◆ DESCRIPTION OF THE TASK ◆
Pull out every line of the listing below where "Word" appears.

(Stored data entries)
----------------------------------------
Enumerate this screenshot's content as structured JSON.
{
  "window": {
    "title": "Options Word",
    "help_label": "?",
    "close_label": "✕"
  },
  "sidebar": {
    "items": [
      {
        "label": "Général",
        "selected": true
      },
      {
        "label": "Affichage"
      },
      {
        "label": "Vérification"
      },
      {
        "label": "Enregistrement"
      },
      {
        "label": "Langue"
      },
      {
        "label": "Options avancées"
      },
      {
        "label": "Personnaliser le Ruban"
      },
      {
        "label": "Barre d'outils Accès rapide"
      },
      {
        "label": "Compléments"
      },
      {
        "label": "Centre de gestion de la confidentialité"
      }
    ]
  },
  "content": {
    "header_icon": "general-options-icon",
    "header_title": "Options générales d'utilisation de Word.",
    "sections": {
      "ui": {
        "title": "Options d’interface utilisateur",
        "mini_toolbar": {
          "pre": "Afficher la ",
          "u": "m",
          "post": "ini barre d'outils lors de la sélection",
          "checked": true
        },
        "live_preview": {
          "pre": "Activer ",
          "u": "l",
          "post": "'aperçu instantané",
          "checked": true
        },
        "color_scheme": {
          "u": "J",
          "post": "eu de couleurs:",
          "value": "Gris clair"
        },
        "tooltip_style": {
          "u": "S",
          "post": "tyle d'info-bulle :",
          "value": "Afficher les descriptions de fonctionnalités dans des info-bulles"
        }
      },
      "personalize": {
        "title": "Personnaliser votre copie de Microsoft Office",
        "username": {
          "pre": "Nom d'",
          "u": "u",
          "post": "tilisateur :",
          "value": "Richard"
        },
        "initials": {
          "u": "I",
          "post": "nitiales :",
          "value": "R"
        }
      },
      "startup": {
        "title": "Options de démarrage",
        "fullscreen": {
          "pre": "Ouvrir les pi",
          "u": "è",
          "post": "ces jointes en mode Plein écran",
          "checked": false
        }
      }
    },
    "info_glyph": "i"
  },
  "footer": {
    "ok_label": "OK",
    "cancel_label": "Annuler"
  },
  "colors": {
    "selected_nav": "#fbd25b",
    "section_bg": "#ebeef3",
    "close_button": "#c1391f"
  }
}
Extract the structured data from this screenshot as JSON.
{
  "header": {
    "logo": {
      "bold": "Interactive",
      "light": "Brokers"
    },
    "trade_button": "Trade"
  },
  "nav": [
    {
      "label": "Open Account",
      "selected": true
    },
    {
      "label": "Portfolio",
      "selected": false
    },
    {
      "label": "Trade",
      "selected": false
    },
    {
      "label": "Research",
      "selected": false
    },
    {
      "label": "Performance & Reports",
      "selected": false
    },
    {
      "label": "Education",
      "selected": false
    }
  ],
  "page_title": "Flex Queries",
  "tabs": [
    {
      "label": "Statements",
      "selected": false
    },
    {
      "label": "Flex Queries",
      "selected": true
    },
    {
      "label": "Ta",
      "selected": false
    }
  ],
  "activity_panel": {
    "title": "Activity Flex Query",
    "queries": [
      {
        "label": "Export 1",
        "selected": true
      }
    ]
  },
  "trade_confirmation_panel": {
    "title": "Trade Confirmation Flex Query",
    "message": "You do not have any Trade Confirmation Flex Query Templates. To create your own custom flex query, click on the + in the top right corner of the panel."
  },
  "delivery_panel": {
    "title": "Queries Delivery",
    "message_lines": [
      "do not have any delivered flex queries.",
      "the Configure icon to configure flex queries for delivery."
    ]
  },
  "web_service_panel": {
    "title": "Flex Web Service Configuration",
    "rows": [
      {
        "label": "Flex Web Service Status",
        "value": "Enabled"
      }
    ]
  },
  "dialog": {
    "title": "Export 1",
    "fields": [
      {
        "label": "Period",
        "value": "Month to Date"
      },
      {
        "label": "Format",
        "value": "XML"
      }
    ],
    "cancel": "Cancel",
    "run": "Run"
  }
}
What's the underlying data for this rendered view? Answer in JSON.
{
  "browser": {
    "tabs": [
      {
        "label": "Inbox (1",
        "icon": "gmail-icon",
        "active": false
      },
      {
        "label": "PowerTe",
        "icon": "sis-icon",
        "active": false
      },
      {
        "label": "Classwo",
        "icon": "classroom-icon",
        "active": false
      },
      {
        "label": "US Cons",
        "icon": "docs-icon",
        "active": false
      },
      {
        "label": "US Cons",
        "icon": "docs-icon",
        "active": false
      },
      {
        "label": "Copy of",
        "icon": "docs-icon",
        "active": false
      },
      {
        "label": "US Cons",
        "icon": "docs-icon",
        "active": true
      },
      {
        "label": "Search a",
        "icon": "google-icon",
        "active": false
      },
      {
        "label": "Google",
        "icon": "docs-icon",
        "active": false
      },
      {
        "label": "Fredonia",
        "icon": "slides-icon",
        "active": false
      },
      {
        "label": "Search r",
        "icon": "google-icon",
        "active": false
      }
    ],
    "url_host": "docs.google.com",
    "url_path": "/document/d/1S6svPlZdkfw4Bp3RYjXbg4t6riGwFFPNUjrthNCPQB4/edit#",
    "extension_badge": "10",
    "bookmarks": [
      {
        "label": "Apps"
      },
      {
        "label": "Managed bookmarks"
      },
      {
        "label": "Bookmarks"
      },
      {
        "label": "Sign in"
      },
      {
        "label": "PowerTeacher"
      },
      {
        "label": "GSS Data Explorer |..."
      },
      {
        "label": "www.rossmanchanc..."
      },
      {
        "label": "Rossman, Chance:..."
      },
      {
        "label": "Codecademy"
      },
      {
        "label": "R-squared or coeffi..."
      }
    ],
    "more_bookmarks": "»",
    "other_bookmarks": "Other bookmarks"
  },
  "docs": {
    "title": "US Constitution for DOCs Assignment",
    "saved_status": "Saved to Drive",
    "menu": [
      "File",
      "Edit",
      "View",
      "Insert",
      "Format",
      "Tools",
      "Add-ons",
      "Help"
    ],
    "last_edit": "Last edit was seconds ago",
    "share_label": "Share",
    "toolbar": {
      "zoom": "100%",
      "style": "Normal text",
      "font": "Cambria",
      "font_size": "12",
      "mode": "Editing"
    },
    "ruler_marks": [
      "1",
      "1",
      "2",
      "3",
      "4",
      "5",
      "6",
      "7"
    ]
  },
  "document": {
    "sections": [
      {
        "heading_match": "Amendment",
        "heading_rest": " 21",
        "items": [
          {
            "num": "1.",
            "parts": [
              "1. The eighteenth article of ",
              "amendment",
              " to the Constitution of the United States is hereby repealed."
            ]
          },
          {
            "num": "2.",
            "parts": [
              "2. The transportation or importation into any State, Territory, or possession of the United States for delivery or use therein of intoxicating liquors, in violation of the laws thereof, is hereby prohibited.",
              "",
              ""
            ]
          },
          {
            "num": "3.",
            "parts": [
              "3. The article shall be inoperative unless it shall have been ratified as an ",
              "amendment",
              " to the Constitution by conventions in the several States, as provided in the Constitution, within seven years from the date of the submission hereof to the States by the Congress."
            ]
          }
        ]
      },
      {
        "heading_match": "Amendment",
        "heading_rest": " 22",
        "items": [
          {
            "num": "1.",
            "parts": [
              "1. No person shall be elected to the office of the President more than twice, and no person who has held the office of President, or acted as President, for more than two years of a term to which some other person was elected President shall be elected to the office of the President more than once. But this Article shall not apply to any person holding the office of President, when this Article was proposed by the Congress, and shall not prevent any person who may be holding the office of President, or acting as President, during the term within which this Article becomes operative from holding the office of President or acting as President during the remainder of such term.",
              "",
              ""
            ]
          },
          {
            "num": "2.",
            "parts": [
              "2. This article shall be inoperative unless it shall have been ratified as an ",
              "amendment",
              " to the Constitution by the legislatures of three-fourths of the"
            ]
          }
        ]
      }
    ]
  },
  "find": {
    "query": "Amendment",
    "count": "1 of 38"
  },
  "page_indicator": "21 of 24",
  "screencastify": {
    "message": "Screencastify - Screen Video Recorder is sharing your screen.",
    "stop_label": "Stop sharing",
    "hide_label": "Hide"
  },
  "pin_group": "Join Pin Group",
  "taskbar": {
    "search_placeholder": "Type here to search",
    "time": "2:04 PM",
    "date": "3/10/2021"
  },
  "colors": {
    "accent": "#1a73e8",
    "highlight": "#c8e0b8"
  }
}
----------------------------------------
◆ TASK OUTPUT ◆
    "title": "Options Word",
    "header_title": "Options générales d'utilisation de Word.",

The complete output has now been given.